Data records:

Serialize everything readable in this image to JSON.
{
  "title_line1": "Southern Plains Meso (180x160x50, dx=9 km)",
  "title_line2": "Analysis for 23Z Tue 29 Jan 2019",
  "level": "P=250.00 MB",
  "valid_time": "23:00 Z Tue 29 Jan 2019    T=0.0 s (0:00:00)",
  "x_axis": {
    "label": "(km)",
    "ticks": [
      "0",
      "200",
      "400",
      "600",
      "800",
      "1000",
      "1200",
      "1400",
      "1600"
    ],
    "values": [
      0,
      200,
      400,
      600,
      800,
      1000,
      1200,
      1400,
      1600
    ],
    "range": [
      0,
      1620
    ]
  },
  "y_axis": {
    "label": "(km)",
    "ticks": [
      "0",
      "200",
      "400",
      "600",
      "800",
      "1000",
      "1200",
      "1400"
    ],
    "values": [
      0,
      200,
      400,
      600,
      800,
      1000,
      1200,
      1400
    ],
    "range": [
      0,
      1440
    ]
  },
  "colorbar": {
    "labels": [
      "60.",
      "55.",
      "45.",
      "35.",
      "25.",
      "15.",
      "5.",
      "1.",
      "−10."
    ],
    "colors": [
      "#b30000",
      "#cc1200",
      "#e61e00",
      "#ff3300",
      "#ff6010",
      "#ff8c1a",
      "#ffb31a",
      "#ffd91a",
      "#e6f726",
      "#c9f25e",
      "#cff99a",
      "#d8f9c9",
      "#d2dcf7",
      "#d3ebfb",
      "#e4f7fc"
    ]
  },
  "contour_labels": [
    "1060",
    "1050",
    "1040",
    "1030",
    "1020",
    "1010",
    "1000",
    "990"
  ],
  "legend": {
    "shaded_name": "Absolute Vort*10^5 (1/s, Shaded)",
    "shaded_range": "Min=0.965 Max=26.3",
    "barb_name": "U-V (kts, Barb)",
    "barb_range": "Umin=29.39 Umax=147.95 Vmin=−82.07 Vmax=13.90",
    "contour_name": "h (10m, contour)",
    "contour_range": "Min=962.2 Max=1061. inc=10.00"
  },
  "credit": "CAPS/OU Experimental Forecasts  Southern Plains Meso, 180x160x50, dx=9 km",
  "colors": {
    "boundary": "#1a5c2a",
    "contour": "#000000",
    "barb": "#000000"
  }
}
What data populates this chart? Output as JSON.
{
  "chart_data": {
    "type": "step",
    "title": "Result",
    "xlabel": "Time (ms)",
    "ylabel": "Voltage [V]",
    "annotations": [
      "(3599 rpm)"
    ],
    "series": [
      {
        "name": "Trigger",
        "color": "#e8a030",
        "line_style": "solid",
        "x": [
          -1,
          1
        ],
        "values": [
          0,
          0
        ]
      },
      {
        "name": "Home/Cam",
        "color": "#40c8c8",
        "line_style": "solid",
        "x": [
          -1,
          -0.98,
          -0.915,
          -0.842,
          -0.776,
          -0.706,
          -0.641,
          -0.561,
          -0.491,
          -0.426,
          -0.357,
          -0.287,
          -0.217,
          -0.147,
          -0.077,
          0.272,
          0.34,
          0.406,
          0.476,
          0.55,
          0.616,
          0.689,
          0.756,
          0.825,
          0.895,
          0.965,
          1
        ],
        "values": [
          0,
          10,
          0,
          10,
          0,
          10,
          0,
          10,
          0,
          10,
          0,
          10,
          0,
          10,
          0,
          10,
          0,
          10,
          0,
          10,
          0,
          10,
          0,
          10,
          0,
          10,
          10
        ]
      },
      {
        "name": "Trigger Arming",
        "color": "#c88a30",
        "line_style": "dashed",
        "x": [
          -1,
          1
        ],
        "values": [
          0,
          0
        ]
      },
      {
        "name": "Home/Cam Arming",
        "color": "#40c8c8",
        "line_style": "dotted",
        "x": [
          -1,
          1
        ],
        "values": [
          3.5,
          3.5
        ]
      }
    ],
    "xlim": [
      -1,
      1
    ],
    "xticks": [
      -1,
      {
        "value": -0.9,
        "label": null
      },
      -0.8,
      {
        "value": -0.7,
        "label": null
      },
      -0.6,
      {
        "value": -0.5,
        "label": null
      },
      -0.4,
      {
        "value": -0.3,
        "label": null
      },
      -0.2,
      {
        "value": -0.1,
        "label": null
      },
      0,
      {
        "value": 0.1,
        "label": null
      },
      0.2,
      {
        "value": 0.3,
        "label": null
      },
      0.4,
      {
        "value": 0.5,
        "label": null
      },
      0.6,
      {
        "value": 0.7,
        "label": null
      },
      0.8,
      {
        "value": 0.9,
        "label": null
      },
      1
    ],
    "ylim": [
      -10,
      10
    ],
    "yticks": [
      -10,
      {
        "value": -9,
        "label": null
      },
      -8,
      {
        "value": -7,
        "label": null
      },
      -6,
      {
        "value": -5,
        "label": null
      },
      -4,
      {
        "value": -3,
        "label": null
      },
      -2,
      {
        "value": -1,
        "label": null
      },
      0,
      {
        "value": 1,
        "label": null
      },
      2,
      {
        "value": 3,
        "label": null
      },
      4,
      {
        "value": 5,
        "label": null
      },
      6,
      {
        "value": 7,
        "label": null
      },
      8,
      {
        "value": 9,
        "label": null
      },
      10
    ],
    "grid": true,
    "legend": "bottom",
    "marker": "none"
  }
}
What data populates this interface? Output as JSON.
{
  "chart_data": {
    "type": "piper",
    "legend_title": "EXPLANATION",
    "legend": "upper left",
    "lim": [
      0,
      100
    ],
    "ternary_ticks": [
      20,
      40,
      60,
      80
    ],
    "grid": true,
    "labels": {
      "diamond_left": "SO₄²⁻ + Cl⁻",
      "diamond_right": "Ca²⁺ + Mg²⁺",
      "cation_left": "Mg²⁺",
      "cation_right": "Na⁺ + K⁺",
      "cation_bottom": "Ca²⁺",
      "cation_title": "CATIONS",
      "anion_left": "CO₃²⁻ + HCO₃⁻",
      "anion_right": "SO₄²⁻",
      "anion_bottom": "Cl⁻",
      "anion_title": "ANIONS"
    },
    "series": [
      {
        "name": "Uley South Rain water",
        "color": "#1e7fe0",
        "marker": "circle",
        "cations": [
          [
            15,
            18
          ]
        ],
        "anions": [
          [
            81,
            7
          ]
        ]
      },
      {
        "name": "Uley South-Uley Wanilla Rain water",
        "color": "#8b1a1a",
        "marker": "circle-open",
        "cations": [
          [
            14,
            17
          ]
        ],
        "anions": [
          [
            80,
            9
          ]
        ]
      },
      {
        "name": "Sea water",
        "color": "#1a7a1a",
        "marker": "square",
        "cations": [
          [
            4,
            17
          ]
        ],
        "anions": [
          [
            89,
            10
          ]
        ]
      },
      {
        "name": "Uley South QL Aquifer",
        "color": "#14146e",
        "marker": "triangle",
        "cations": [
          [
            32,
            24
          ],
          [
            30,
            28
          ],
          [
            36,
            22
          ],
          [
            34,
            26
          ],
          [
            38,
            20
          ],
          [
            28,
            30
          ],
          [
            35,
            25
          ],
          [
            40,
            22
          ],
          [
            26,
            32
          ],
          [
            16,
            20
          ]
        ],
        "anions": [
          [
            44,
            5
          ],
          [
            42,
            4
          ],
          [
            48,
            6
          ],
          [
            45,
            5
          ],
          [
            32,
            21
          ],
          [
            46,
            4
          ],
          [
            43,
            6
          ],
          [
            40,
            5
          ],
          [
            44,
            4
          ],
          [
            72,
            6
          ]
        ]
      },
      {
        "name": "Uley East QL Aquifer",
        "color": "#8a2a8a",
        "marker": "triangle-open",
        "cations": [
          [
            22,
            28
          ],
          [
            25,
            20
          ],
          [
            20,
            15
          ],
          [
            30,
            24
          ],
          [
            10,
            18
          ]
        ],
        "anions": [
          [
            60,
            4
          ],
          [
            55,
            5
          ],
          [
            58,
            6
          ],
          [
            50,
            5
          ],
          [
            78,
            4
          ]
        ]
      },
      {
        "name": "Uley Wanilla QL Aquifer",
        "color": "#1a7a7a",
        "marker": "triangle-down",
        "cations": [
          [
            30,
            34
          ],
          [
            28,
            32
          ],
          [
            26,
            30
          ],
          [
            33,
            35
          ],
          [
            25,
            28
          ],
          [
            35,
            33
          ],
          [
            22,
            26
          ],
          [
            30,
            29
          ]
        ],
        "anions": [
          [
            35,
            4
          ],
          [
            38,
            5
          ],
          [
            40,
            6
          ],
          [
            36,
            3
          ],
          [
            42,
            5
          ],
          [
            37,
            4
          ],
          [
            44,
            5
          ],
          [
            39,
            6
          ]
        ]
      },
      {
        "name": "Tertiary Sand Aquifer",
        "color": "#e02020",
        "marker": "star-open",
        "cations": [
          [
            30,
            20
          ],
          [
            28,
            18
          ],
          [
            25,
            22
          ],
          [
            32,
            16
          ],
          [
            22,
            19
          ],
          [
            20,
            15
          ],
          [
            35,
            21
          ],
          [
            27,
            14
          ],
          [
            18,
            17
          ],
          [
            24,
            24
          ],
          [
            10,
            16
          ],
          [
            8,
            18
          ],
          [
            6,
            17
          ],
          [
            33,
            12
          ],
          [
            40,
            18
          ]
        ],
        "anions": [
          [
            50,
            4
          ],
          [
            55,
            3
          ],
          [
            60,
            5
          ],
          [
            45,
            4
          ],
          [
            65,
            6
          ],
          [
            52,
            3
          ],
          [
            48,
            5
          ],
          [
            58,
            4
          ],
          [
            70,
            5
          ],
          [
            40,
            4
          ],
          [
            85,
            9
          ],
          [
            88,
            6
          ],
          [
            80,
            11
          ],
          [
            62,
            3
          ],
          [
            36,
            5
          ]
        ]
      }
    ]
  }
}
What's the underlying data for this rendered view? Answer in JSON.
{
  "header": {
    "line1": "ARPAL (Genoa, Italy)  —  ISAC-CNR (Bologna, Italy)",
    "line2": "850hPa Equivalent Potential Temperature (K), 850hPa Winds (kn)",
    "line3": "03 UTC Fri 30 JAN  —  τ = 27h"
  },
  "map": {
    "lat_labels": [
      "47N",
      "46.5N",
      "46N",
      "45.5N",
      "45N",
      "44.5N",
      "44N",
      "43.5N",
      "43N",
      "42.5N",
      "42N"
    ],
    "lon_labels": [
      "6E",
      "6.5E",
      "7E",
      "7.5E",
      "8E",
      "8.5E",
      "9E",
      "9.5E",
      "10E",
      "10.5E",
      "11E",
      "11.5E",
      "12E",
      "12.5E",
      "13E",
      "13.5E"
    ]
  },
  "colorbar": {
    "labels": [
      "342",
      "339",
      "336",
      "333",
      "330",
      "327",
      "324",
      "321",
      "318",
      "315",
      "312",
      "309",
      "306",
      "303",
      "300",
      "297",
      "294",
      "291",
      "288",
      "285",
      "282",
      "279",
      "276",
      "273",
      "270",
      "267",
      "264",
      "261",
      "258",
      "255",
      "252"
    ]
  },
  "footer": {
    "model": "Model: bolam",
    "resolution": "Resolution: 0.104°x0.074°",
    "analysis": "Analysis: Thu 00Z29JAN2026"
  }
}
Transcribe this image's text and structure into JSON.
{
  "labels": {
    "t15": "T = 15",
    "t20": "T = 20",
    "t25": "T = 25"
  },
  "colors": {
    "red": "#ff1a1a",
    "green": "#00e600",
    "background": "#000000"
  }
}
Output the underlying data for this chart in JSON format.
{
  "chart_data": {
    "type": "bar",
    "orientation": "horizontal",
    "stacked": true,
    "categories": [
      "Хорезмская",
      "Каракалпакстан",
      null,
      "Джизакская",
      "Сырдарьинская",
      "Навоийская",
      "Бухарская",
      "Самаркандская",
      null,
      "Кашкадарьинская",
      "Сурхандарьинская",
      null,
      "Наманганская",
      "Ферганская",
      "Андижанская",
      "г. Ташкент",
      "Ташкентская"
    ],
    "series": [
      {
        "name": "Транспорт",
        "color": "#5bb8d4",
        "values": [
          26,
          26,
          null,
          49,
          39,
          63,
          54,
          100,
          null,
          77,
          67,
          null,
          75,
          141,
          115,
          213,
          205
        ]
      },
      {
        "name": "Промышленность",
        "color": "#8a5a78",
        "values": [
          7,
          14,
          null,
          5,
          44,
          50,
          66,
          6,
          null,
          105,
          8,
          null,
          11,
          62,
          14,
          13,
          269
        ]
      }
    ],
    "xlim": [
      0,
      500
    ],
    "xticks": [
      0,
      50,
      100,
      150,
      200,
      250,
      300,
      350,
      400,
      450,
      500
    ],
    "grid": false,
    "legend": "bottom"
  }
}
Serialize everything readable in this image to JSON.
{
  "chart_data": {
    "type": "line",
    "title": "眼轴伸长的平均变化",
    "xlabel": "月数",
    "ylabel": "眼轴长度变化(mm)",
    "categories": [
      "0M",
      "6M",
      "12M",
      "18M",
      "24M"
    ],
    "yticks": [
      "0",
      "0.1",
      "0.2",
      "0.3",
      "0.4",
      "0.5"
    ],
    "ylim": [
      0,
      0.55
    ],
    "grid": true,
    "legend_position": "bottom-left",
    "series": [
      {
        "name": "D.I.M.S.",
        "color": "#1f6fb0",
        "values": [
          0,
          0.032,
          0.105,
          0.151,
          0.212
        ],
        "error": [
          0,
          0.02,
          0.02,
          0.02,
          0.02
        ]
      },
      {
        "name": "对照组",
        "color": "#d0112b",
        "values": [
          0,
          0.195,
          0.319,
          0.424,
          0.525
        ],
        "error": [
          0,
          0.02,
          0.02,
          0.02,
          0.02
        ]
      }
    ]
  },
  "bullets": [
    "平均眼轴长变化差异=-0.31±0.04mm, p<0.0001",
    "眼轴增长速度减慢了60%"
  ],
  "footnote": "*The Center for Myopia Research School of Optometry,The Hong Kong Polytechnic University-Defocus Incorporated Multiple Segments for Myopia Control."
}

Requirement:
Isolate the lines above that contain the word "What" and copy them.

Solution to the exercise:
What data populates this chart? Output as JSON.
What data populates this interface? Output as JSON.
What's the underlying data for this rendered view? Answer in JSON.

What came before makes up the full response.